Data excerpts
"""

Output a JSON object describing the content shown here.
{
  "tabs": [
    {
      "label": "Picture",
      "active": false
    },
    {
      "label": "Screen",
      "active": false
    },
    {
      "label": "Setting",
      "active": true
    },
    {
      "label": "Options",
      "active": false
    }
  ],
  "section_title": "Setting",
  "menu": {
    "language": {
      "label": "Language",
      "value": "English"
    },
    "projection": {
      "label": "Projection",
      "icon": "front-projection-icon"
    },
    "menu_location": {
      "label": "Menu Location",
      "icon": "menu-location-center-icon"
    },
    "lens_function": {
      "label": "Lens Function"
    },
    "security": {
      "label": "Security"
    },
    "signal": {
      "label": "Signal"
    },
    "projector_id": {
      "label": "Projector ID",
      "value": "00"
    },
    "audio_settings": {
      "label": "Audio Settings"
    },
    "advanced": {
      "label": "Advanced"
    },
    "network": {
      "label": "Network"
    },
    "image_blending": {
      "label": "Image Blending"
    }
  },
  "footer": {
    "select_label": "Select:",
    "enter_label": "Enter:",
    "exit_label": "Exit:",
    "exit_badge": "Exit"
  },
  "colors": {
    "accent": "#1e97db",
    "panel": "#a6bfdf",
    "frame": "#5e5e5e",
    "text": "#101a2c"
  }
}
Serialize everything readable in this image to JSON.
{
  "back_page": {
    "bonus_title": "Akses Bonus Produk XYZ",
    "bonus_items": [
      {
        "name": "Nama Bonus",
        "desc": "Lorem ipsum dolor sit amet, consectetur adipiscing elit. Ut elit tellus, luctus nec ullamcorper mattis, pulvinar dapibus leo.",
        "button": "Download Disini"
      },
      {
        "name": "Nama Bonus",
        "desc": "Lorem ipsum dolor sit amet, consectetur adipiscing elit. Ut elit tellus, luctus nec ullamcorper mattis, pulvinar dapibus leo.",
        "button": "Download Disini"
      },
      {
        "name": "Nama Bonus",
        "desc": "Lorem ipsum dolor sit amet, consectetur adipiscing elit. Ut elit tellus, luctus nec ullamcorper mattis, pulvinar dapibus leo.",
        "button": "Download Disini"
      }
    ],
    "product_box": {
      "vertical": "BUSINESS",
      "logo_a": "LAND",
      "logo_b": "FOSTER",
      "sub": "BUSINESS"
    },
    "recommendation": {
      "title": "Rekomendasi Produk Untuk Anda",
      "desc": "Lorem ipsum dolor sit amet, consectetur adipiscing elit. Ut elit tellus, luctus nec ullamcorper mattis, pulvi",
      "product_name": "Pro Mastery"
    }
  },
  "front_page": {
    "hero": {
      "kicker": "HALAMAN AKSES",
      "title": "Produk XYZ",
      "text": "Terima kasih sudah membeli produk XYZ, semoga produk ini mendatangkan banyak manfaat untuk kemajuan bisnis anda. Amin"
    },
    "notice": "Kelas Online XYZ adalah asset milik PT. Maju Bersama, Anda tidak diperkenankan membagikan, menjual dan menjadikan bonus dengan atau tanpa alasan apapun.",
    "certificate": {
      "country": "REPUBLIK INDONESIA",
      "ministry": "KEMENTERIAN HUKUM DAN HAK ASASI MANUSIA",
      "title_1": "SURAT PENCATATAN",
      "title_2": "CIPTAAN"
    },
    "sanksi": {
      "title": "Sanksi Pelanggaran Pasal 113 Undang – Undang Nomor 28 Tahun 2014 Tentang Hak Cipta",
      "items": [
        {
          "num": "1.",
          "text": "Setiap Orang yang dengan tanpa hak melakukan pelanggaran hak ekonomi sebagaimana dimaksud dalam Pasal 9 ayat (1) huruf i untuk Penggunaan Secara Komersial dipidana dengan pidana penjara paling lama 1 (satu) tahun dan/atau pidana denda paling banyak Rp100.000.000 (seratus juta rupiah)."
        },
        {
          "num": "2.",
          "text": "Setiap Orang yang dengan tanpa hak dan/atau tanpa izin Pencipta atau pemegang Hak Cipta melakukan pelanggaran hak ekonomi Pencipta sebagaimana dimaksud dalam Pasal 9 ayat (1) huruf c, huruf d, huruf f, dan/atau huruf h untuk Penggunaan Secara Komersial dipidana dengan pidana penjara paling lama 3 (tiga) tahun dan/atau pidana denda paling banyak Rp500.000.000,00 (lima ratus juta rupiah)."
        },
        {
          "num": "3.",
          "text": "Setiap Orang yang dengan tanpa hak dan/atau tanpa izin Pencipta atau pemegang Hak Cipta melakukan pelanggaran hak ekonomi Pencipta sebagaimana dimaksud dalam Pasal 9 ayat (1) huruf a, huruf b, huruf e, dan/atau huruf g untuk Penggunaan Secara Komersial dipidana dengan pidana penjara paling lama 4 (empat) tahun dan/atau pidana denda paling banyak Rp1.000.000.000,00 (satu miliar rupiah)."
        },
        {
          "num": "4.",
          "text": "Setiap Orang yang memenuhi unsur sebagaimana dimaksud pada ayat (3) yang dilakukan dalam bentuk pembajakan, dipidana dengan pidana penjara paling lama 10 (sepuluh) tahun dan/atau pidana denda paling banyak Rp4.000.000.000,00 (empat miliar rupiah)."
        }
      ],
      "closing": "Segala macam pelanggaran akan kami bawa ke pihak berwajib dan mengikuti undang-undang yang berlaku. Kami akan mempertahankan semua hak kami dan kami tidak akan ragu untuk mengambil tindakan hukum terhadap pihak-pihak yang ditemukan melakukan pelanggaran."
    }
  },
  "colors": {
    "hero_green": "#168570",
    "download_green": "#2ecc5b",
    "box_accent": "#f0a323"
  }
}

"""

Find the lines above that contain the word "atau" and collect them.

    "notice": "Kelas Online XYZ adalah asset milik PT. Maju Bersama, Anda tidak diperkenankan membagikan, menjual dan menjadikan bonus dengan atau tanpa alasan apapun.",
          "text": "Setiap Orang yang dengan tanpa hak melakukan pelanggaran hak ekonomi sebagaimana dimaksud dalam Pasal 9 ayat (1) huruf i untuk Penggunaan Secara Komersial dipidana dengan pidana penjara paling lama 1 (satu) tahun dan/atau pidana denda paling banyak Rp100.000.000 (seratus juta rupiah)."
          "text": "Setiap Orang yang dengan tanpa hak dan/atau tanpa izin Pencipta atau pemegang Hak Cipta melakukan pelanggaran hak ekonomi Pencipta sebagaimana dimaksud dalam Pasal 9 ayat (1) huruf c, huruf d, huruf f, dan/atau huruf h untuk Penggunaan Secara Komersial dipidana dengan pidana penjara paling lama 3 (tiga) tahun dan/atau pidana denda paling banyak Rp500.000.000,00 (lima ratus juta rupiah)."
          "text": "Setiap Orang yang dengan tanpa hak dan/atau tanpa izin Pencipta atau pemegang Hak Cipta melakukan pelanggaran hak ekonomi Pencipta sebagaimana dimaksud dalam Pasal 9 ayat (1) huruf a, huruf b, huruf e, dan/atau huruf g untuk Penggunaan Secara Komersial dipidana dengan pidana penjara paling lama 4 (empat) tahun dan/atau pidana denda paling banyak Rp1.000.000.000,00 (satu miliar rupiah)."
          "text": "Setiap Orang yang memenuhi unsur sebagaimana dimaksud pada ayat (3) yang dilakukan dalam bentuk pembajakan, dipidana dengan pidana penjara paling lama 10 (sepuluh) tahun dan/atau pidana denda paling banyak Rp4.000.000.000,00 (empat miliar rupiah)."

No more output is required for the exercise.